--- Begin Extracted information ---

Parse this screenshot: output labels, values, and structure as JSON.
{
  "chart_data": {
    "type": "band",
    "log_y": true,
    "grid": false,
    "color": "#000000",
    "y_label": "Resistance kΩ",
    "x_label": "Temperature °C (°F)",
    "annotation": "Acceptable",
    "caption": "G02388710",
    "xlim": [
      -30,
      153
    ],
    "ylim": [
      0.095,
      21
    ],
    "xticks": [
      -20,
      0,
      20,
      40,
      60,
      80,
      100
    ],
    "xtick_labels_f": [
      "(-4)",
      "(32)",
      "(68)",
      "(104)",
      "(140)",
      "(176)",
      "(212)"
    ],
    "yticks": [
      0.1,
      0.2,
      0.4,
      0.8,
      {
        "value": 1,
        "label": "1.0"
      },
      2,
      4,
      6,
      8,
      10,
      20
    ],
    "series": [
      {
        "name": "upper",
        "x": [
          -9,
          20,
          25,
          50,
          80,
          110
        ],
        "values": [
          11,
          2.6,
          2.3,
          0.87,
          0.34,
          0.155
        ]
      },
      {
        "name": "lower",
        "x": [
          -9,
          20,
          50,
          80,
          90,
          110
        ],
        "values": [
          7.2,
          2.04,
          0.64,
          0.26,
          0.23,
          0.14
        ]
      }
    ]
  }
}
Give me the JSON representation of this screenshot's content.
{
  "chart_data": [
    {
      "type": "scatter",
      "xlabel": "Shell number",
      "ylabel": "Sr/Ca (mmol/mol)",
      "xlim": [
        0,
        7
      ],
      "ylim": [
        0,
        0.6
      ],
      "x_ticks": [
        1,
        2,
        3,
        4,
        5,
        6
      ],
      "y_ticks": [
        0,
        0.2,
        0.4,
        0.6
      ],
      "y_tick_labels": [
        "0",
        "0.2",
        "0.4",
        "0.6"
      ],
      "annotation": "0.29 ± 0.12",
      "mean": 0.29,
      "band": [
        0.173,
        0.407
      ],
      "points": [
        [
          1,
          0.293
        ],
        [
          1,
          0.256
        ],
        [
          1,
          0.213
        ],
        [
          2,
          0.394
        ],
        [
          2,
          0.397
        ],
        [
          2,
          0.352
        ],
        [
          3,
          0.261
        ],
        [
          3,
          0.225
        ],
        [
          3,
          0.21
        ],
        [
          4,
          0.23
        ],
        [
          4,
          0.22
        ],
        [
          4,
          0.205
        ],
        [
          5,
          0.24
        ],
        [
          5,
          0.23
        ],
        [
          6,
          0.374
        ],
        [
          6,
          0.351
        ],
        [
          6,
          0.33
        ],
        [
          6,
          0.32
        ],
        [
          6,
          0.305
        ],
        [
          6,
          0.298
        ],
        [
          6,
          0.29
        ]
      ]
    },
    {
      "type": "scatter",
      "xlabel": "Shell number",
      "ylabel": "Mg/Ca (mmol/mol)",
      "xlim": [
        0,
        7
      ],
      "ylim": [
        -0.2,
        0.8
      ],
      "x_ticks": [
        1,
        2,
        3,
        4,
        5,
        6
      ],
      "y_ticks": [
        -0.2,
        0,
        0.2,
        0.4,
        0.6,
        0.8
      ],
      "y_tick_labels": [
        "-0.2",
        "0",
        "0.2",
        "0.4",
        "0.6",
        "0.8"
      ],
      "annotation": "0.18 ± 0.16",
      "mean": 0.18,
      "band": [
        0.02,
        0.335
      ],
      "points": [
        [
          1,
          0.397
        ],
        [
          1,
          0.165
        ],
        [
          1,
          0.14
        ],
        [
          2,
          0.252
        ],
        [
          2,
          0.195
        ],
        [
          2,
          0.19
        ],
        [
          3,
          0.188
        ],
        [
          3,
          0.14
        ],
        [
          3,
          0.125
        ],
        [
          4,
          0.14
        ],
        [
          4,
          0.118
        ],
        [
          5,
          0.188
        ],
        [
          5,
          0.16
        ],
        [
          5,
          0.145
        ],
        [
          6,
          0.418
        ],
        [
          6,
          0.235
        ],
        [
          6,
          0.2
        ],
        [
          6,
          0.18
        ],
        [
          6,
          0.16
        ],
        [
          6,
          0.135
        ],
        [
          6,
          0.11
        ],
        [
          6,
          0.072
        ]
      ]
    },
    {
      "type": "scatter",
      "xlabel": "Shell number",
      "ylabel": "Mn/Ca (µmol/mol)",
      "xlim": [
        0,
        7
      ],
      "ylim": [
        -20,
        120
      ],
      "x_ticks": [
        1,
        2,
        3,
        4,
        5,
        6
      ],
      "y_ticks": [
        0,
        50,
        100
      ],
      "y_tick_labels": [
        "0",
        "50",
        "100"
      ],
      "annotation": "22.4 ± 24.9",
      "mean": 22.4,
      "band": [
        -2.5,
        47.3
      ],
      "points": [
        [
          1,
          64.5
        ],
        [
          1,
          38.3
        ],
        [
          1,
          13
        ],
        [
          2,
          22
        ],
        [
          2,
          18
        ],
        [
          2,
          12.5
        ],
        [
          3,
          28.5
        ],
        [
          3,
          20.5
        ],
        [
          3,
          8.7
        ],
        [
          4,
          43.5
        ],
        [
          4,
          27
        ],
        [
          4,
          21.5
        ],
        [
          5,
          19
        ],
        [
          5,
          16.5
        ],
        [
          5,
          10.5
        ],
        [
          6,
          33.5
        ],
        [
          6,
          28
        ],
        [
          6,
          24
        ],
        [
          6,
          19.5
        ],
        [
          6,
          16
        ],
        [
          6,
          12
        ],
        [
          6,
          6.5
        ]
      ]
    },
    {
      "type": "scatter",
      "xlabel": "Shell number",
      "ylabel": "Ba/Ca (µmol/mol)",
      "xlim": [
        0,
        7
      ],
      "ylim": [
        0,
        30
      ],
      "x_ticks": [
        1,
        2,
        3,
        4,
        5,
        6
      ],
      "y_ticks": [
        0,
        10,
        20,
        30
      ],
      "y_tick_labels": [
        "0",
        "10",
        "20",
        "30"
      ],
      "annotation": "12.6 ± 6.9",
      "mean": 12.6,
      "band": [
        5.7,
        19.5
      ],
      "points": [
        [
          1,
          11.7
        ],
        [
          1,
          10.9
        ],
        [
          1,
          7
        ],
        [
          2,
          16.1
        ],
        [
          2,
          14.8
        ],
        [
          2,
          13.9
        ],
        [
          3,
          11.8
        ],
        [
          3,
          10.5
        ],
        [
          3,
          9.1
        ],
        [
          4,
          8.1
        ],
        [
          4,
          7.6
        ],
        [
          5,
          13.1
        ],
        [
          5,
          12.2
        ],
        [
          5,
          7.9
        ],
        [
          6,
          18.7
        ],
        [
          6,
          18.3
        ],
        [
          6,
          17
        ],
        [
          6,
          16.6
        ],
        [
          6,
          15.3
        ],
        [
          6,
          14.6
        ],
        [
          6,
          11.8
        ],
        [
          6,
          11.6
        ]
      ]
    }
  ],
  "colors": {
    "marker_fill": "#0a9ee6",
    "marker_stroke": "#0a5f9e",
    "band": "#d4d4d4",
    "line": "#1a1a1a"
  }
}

--- End Extracted information ---

### What you have to do
Find all lines with "this" in them and copy each one.

### Complete answer
Parse this screenshot: output labels, values, and structure as JSON.
Give me the JSON representation of this screenshot's content.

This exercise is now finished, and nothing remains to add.